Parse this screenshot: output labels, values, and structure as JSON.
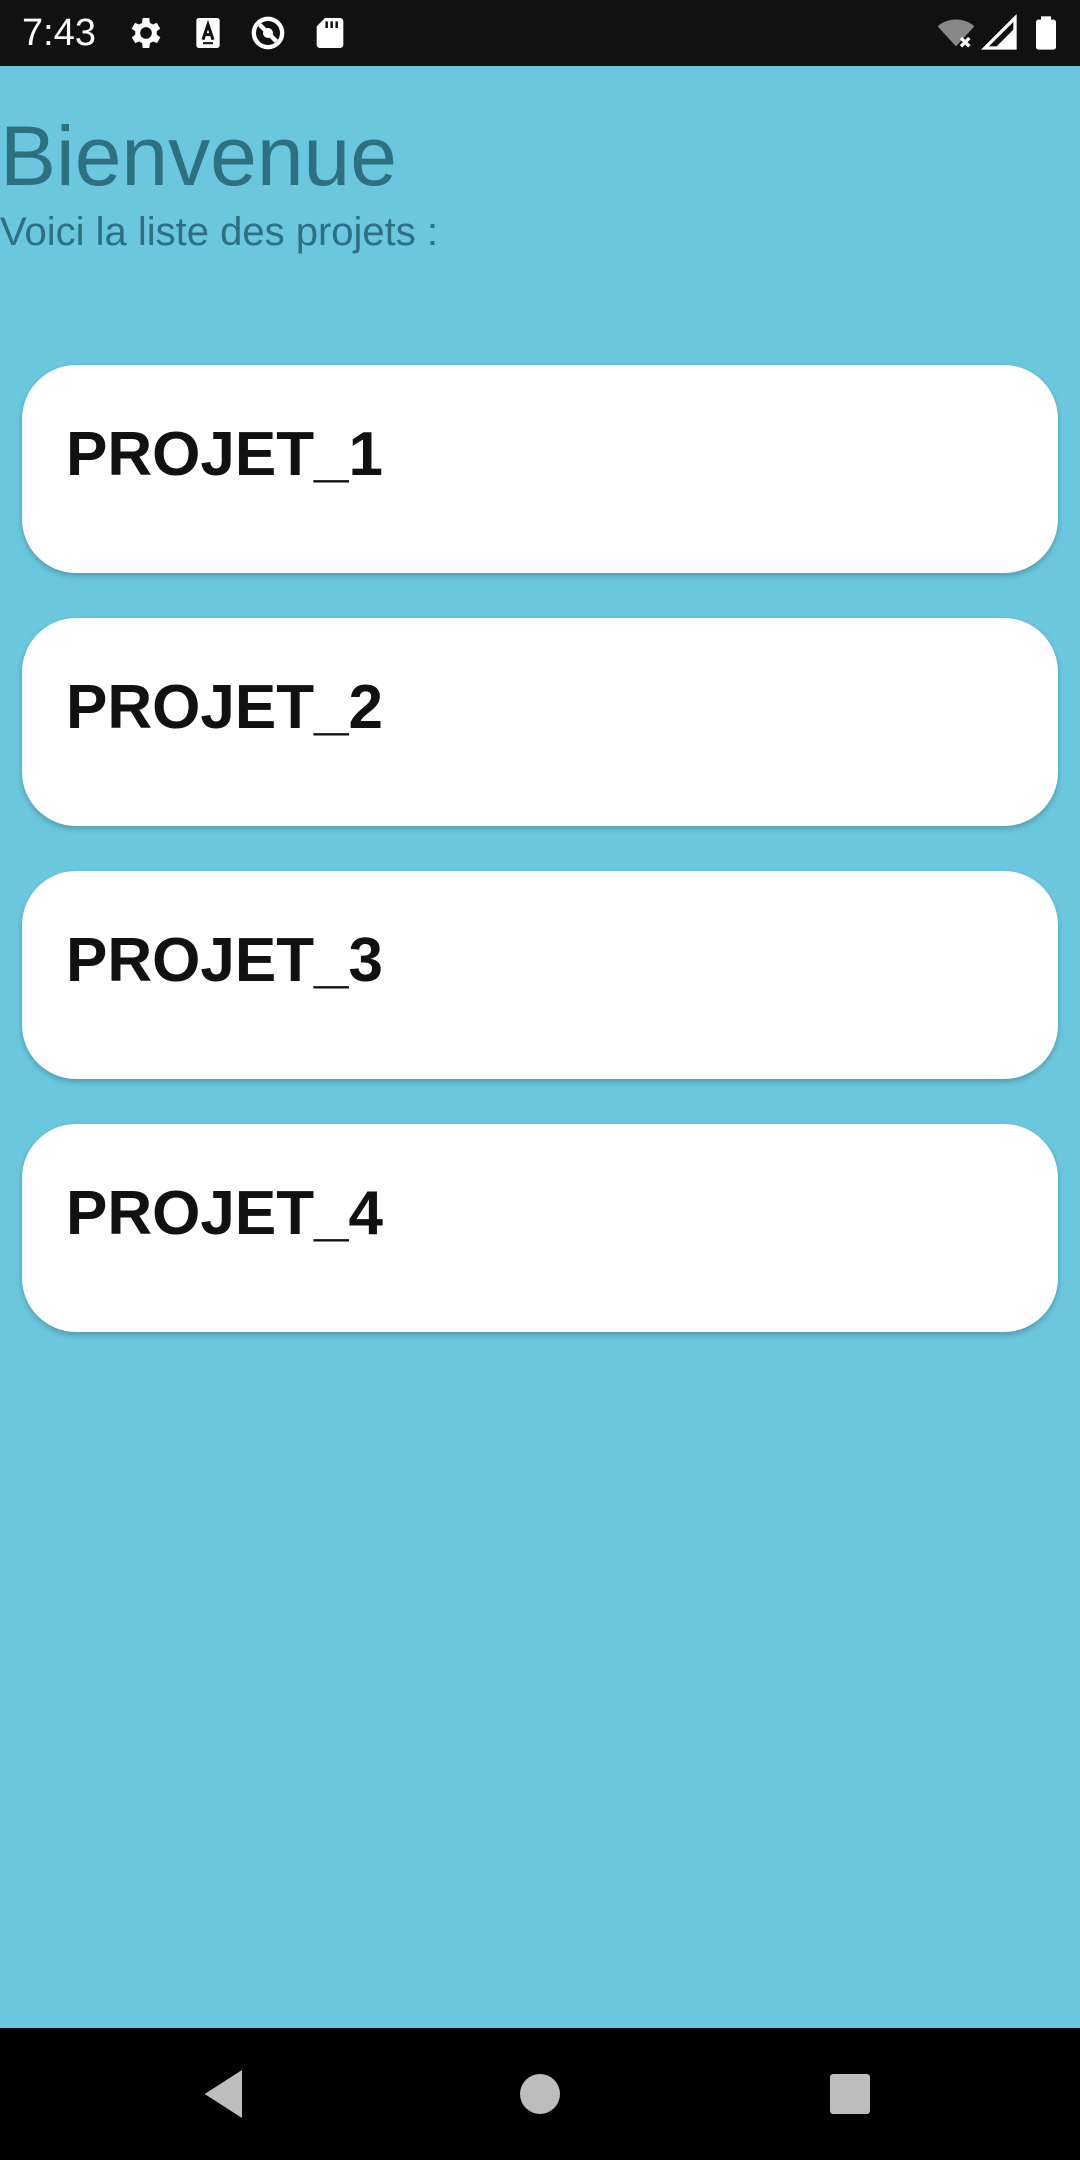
{
  "status_bar": {
    "time": "7:43",
    "icons_left": [
      "settings-icon",
      "keyboard-a-icon",
      "data-saver-icon",
      "sd-card-icon"
    ],
    "icons_right": [
      "wifi-off-icon",
      "cell-signal-icon",
      "battery-icon"
    ]
  },
  "header": {
    "title": "Bienvenue",
    "subtitle": "Voici la liste des projets :"
  },
  "projects": [
    {
      "name": "PROJET_1"
    },
    {
      "name": "PROJET_2"
    },
    {
      "name": "PROJET_3"
    },
    {
      "name": "PROJET_4"
    }
  ],
  "nav_bar": {
    "buttons": [
      "back-icon",
      "home-icon",
      "recents-icon"
    ]
  },
  "colors": {
    "background": "#6ac7de",
    "title_text": "#2e6f80",
    "card": "#ffffff",
    "card_text": "#111111",
    "status_bar": "#111111",
    "nav_bar": "#000000"
  }
}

* * * * * * *

Without including any picture, repeat the data exactly.

Parse this screenshot: output labels, values, and structure as JSON.
{
  "status_bar": {
    "time": "7:43",
    "icons_left": [
      "settings-icon",
      "keyboard-a-icon",
      "data-saver-icon",
      "sd-card-icon"
    ],
    "icons_right": [
      "wifi-off-icon",
      "cell-signal-icon",
      "battery-icon"
    ]
  },
  "header": {
    "title": "Bienvenue",
    "subtitle": "Voici la liste des projets :"
  },
  "projects": [
    {
      "name": "PROJET_1"
    },
    {
      "name": "PROJET_2"
    },
    {
      "name": "PROJET_3"
    },
    {
      "name": "PROJET_4"
    }
  ],
  "nav_bar": {
    "buttons": [
      "back-icon",
      "home-icon",
      "recents-icon"
    ]
  },
  "colors": {
    "background": "#6ac7de",
    "title_text": "#2e6f80",
    "card": "#ffffff",
    "card_text": "#111111",
    "status_bar": "#111111",
    "nav_bar": "#000000"
  }
}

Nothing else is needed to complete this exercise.